======== AVAILABLE RECORDS ========

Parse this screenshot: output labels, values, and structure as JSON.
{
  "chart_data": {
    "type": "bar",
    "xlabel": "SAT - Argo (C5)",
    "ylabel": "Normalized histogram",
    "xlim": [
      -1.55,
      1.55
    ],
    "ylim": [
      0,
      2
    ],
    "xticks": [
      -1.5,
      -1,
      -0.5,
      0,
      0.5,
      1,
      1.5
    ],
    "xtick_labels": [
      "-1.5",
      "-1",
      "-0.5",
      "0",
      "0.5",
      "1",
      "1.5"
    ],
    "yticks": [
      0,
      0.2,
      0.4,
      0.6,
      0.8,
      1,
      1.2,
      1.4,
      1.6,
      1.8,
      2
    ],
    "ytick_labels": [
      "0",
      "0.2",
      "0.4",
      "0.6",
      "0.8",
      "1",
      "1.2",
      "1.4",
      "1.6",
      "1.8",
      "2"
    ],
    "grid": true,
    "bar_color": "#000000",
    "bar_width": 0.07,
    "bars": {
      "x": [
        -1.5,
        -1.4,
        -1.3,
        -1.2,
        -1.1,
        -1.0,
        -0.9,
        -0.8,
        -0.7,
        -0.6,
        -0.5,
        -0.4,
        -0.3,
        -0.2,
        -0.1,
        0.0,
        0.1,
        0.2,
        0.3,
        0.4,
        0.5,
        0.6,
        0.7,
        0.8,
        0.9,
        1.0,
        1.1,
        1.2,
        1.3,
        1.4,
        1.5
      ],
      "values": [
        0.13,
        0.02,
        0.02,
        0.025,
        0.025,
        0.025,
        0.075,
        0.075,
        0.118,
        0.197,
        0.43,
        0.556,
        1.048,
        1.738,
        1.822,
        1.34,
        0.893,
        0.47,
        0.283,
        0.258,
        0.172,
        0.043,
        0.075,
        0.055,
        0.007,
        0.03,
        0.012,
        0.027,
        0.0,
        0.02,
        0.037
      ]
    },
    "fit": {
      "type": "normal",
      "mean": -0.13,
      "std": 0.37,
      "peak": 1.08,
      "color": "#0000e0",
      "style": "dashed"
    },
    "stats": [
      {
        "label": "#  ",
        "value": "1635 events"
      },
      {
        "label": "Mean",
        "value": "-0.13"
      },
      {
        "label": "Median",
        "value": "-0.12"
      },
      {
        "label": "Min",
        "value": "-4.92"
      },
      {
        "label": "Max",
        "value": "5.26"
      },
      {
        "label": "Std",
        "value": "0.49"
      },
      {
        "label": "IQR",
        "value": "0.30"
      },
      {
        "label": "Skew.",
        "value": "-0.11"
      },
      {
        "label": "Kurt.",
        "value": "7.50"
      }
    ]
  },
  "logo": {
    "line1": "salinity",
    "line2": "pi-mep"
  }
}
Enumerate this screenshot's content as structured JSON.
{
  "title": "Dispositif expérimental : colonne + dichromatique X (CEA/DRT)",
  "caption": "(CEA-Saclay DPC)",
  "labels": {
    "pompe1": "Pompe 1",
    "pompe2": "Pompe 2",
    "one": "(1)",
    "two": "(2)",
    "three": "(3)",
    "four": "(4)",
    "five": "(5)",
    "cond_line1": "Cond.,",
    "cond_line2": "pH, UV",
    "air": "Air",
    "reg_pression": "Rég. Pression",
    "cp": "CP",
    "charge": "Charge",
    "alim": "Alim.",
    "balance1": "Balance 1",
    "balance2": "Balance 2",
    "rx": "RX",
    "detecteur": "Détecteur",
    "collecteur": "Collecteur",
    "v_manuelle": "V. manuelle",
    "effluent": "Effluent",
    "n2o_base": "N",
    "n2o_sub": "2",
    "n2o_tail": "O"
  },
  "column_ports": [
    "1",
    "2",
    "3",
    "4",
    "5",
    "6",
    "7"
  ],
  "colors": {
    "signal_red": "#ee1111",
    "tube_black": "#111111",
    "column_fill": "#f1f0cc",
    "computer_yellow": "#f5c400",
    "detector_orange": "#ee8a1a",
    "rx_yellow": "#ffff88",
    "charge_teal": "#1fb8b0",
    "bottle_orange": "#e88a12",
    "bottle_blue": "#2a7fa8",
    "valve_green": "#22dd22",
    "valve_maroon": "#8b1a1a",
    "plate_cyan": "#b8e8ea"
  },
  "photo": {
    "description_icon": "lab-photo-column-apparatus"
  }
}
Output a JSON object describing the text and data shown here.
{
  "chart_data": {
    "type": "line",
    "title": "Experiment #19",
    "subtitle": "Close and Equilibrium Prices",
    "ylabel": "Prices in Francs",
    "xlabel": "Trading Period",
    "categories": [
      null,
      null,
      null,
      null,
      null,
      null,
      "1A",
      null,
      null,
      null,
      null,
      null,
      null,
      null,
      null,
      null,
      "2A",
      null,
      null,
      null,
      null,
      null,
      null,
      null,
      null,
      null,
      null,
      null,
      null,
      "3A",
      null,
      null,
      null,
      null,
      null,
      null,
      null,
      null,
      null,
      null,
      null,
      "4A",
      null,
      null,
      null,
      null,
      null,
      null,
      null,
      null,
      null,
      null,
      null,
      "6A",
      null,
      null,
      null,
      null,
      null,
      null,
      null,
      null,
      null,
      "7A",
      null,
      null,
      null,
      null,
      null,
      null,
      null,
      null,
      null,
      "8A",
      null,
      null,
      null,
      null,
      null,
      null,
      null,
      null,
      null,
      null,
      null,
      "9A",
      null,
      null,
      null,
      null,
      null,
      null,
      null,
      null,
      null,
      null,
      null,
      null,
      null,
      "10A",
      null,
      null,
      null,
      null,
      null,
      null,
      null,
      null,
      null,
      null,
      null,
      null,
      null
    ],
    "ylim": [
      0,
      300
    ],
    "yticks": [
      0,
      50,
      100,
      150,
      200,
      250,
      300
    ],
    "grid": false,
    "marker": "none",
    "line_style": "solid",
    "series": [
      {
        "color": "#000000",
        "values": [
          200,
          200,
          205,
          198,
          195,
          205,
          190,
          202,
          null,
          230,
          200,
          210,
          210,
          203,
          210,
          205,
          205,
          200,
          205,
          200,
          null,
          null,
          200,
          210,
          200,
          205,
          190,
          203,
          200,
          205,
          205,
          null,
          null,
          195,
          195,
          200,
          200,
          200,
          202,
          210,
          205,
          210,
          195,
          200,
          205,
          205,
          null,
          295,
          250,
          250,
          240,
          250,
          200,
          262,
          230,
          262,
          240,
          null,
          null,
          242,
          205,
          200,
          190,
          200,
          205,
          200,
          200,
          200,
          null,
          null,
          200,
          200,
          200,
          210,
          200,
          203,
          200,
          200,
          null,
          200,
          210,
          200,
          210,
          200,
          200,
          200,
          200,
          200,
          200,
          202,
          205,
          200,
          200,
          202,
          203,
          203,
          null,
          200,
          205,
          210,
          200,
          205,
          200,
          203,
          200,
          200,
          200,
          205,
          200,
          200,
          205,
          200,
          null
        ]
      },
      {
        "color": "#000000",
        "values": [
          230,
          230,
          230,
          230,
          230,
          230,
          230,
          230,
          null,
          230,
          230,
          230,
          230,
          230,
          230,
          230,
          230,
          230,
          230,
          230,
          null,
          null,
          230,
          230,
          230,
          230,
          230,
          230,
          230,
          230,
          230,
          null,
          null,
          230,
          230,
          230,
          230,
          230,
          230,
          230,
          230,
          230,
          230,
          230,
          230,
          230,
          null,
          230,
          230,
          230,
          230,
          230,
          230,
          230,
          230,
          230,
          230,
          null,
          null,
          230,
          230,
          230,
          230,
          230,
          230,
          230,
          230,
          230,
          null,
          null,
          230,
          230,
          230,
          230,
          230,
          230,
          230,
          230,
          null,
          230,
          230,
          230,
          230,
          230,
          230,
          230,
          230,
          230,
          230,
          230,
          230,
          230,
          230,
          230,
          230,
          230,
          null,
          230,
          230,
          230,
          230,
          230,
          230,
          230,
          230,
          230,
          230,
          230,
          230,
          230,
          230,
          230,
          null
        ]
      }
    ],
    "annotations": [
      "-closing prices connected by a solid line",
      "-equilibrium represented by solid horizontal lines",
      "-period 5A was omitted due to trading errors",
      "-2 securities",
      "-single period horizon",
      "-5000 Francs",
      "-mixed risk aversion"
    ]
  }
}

========

TASK DETAILS: Report how many lines of the records above contain the word "values", giving only the number.

SOLUTION: 4